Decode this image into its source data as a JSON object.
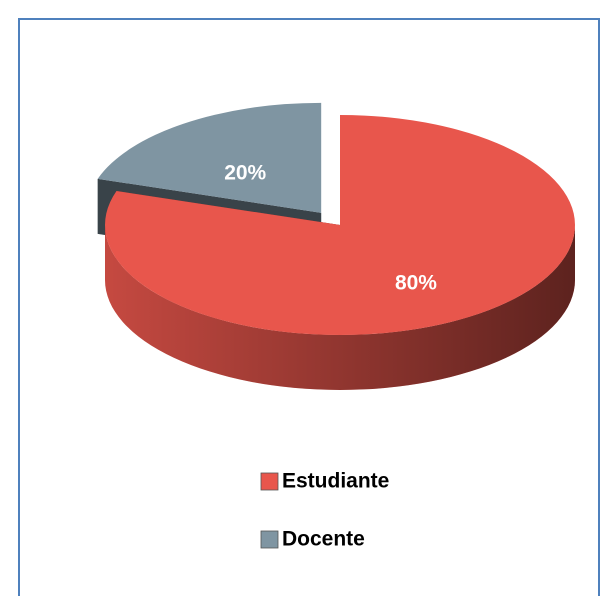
{
  "chart_data": {
    "type": "pie",
    "categories": [
      "Estudiante",
      "Docente"
    ],
    "values": [
      80,
      20
    ],
    "value_labels": [
      "80%",
      "20%"
    ],
    "colors": [
      "#e8564c",
      "#7f95a2"
    ],
    "legend": "bottom"
  }
}
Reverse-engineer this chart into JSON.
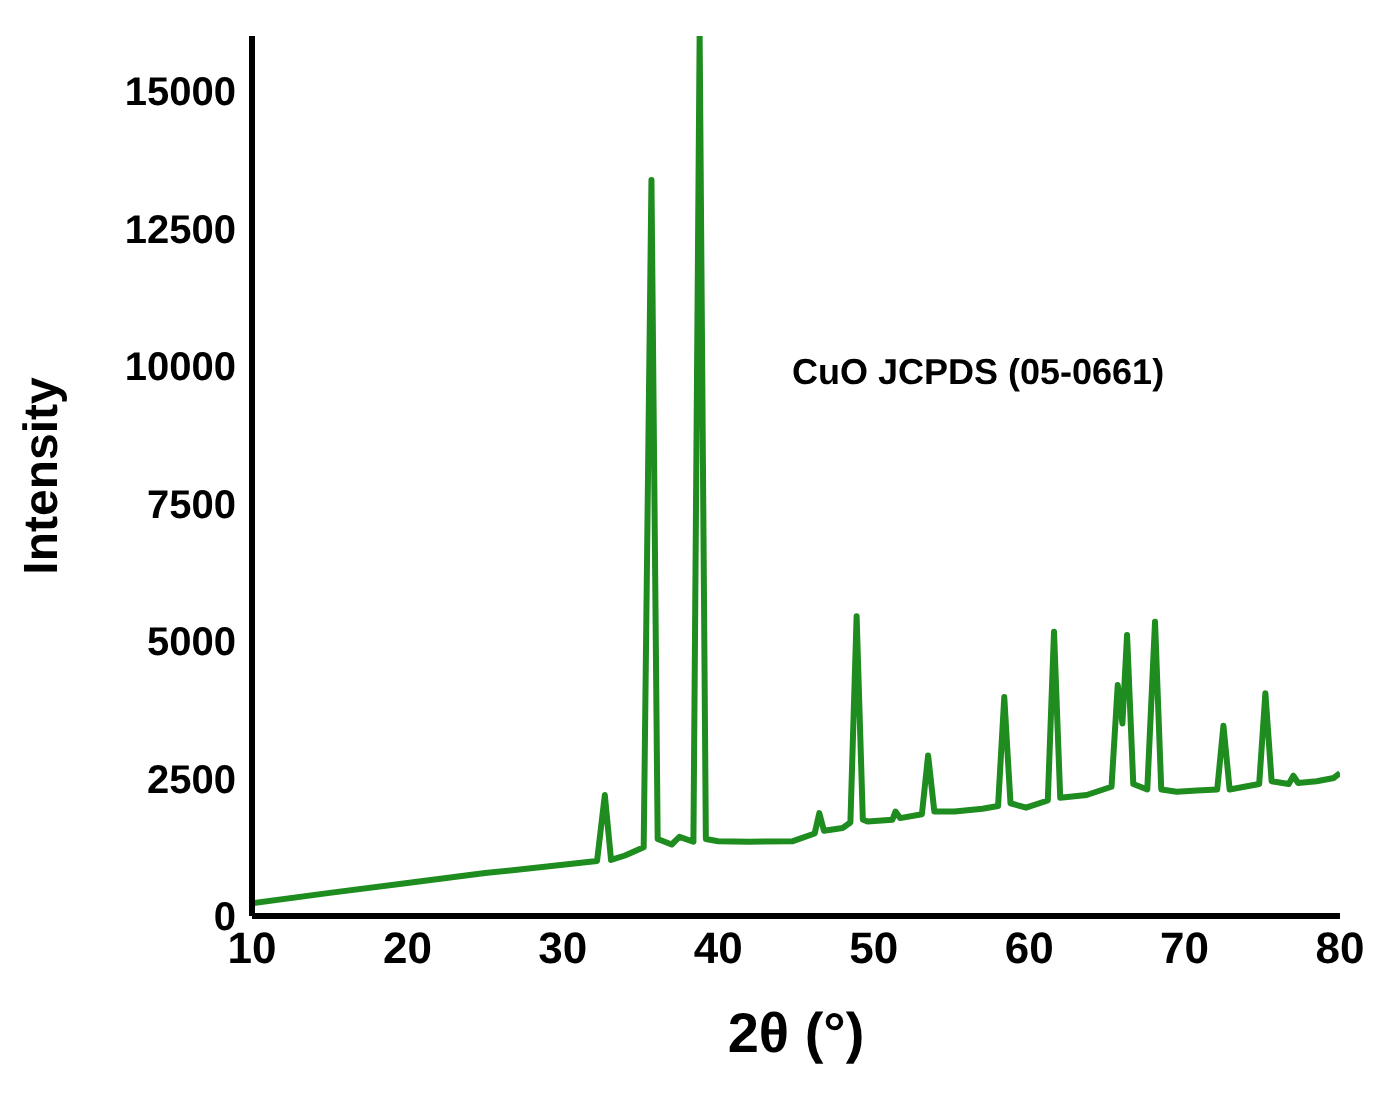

+--

Written exercise ::
Excluding the pictures, reproduce every entry exactly as given.

Exercise solution ::
Decode this image into its source data as a JSON object.
{
  "chart_data": {
    "type": "pie",
    "categories": [
      "Estudiante",
      "Docente"
    ],
    "values": [
      80,
      20
    ],
    "value_labels": [
      "80%",
      "20%"
    ],
    "colors": [
      "#e8564c",
      "#7f95a2"
    ],
    "legend": "bottom"
  }
}
Reverse-engineer this chart into JSON.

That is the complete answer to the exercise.